◆ What to work on
Give the listing again character for character, but drop the images.

◆ Data excerpts
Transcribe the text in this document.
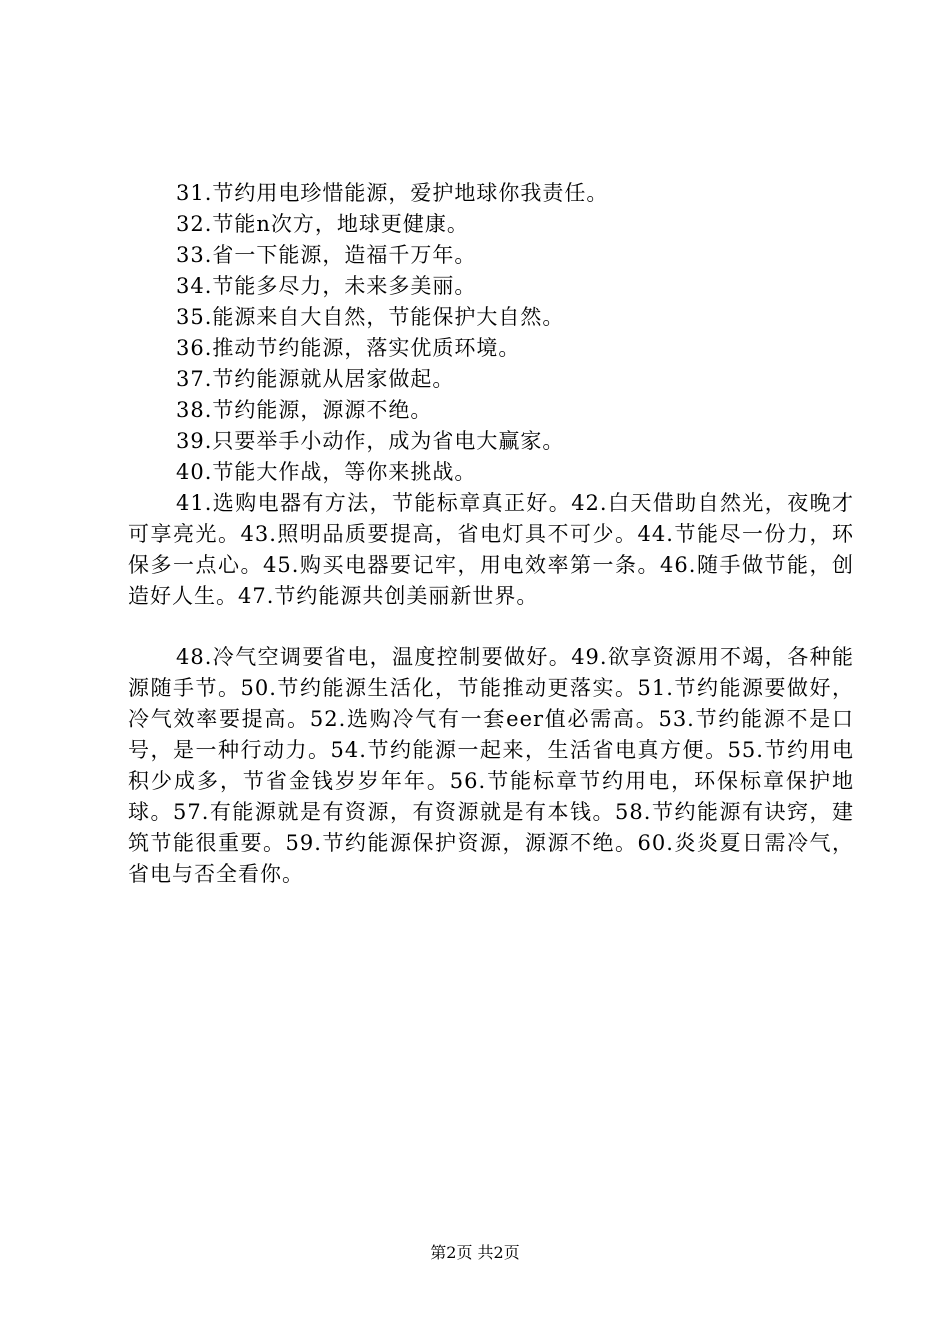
31.节约用电珍惜能源，爱护地球你我责任。
32.节能n次方，地球更健康。
33.省一下能源，造福千万年。
34.节能多尽力，未来多美丽。
35.能源来自大自然，节能保护大自然。
36.推动节约能源，落实优质环境。
37.节约能源就从居家做起。
38.节约能源，源源不绝。
39.只要举手小动作，成为省电大赢家。
40.节能大作战，等你来挑战。

41.选购电器有方法，节能标章真正好。42.白天借助自然光，夜晚才可享亮光。43.照明品质要提高，省电灯具不可少。44.节能尽一份力，环保多一点心。45.购买电器要记牢，用电效率第一条。46.随手做节能，创造好人生。47.节约能源共创美丽新世界。

48.冷气空调要省电，温度控制要做好。49.欲享资源用不竭，各种能源随手节。50.节约能源生活化，节能推动更落实。51.节约能源要做好，冷气效率要提高。52.选购冷气有一套eer值必需高。53.节约能源不是口号，是一种行动力。54.节约能源一起来，生活省电真方便。55.节约用电积少成多，节省金钱岁岁年年。56.节能标章节约用电，环保标章保护地球。57.有能源就是有资源，有资源就是有本钱。58.节约能源有诀窍，建筑节能很重要。59.节约能源保护资源，源源不绝。60.炎炎夏日需冷气，省电与否全看你。

第2页 共2页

◆ Answer below
Transcribe the text in this document.
31.节约用电珍惜能源，爱护地球你我责任。
32.节能n次方，地球更健康。
33.省一下能源，造福千万年。
34.节能多尽力，未来多美丽。
35.能源来自大自然，节能保护大自然。
36.推动节约能源，落实优质环境。
37.节约能源就从居家做起。
38.节约能源，源源不绝。
39.只要举手小动作，成为省电大赢家。
40.节能大作战，等你来挑战。

41.选购电器有方法，节能标章真正好。42.白天借助自然光，夜晚才可享亮光。43.照明品质要提高，省电灯具不可少。44.节能尽一份力，环保多一点心。45.购买电器要记牢，用电效率第一条。46.随手做节能，创造好人生。47.节约能源共创美丽新世界。

48.冷气空调要省电，温度控制要做好。49.欲享资源用不竭，各种能源随手节。50.节约能源生活化，节能推动更落实。51.节约能源要做好，冷气效率要提高。52.选购冷气有一套eer值必需高。53.节约能源不是口号，是一种行动力。54.节约能源一起来，生活省电真方便。55.节约用电积少成多，节省金钱岁岁年年。56.节能标章节约用电，环保标章保护地球。57.有能源就是有资源，有资源就是有本钱。58.节约能源有诀窍，建筑节能很重要。59.节约能源保护资源，源源不绝。60.炎炎夏日需冷气，省电与否全看你。

第2页 共2页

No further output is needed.